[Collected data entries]
Start
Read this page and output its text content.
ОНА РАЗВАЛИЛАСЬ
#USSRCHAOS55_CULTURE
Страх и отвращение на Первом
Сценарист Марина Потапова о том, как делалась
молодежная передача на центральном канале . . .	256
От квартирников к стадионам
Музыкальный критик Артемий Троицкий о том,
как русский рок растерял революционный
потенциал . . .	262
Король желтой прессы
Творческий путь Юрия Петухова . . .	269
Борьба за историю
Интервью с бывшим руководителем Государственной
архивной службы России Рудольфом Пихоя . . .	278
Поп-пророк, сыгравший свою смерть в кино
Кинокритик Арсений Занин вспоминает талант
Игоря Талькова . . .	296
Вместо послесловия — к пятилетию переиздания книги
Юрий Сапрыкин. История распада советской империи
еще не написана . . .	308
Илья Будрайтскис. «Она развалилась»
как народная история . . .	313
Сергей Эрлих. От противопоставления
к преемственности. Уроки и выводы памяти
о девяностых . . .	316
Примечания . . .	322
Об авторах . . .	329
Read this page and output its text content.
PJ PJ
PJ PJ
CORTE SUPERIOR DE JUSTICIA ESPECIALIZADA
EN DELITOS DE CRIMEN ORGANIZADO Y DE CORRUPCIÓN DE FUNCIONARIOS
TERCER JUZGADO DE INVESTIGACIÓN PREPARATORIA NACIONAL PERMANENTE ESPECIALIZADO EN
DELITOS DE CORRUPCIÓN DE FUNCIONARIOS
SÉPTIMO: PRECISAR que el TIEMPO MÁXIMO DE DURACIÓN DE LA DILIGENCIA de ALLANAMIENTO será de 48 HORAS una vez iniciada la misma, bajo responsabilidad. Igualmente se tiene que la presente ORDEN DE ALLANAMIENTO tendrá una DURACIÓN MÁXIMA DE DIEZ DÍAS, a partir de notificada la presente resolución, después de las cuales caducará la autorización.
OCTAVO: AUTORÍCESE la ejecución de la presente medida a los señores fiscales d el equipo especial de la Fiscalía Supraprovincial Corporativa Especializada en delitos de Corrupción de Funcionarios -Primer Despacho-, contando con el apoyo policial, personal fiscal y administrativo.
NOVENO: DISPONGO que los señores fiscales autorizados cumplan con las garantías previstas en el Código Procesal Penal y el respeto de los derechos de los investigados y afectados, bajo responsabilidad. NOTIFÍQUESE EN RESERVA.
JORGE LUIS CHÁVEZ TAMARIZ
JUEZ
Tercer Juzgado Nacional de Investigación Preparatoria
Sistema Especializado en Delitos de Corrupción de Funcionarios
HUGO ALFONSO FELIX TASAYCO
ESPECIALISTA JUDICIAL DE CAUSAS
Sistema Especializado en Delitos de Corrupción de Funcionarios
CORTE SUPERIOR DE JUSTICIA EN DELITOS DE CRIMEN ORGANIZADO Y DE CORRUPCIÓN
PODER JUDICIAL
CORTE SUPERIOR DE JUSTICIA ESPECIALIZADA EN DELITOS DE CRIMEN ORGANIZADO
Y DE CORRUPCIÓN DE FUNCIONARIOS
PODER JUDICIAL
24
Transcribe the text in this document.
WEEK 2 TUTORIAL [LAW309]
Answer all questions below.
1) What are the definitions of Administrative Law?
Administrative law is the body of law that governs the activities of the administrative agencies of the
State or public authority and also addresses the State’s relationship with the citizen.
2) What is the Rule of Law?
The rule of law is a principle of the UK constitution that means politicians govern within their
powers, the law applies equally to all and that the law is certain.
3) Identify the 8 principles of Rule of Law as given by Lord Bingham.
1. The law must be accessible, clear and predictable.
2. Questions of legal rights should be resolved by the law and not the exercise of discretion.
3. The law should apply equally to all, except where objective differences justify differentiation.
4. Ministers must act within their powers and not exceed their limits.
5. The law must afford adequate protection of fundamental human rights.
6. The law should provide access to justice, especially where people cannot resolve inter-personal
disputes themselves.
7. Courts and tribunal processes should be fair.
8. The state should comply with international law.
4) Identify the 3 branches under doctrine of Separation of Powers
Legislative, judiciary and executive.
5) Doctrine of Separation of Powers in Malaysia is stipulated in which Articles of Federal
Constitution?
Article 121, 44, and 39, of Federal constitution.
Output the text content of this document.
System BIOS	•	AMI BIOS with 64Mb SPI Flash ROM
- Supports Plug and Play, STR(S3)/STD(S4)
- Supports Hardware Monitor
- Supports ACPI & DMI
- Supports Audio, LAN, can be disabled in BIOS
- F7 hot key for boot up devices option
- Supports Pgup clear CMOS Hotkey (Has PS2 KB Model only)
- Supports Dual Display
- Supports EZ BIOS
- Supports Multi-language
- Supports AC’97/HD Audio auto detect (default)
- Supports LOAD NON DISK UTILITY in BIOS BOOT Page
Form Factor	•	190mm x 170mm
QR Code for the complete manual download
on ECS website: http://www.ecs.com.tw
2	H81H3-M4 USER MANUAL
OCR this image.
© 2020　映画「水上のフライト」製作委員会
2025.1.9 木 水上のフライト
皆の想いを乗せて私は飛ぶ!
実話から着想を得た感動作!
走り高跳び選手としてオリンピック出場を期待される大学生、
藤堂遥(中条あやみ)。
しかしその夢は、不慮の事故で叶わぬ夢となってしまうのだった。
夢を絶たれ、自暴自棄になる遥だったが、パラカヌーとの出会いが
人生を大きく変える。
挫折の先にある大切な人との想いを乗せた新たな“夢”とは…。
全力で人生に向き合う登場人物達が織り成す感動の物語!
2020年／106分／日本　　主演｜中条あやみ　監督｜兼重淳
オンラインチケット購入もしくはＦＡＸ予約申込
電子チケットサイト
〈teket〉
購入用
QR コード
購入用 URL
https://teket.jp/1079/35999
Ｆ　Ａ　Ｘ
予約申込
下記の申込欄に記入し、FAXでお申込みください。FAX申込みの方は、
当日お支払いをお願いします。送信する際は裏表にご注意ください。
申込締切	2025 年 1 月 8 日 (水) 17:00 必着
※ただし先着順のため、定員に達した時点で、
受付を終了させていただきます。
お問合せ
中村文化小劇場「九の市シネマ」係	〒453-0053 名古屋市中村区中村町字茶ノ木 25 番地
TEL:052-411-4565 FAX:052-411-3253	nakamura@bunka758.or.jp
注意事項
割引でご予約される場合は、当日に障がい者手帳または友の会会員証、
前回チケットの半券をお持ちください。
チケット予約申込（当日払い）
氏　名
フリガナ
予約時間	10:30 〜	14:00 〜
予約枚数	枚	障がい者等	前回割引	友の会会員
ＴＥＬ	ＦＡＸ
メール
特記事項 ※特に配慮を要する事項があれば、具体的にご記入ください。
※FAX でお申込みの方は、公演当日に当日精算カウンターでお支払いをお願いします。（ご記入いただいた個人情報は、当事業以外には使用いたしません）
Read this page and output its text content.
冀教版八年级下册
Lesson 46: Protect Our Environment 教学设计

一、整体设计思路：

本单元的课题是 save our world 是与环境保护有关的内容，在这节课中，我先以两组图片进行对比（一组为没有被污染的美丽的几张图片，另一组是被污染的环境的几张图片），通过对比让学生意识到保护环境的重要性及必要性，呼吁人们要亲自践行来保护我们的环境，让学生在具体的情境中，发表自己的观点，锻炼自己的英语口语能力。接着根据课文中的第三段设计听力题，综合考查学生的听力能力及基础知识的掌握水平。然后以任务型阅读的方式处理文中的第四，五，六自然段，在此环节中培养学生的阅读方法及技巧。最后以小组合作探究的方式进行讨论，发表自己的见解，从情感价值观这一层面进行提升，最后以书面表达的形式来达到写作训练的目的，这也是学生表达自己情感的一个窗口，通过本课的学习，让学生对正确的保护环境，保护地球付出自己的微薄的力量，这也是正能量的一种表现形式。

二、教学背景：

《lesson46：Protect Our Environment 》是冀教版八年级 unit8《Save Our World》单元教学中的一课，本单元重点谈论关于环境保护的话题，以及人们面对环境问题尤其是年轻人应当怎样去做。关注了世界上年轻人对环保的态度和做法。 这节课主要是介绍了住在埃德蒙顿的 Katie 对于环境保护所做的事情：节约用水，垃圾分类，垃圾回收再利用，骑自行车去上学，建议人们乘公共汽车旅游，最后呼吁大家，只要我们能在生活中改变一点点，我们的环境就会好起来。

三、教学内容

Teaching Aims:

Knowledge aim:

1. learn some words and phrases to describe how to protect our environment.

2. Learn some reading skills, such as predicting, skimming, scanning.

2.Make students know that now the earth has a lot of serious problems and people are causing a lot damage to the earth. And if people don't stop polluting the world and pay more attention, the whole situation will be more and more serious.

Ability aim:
End
#### STATED GOAL
Copy out each line of the records where the string "Supports" appears.

#### TASK RESULT
- Supports Plug and Play, STR(S3)/STD(S4)
- Supports Hardware Monitor
- Supports ACPI & DMI
- Supports Audio, LAN, can be disabled in BIOS
- Supports Pgup clear CMOS Hotkey (Has PS2 KB Model only)
- Supports Dual Display
- Supports EZ BIOS
- Supports Multi-language
- Supports AC’97/HD Audio auto detect (default)
- Supports LOAD NON DISK UTILITY in BIOS BOOT Page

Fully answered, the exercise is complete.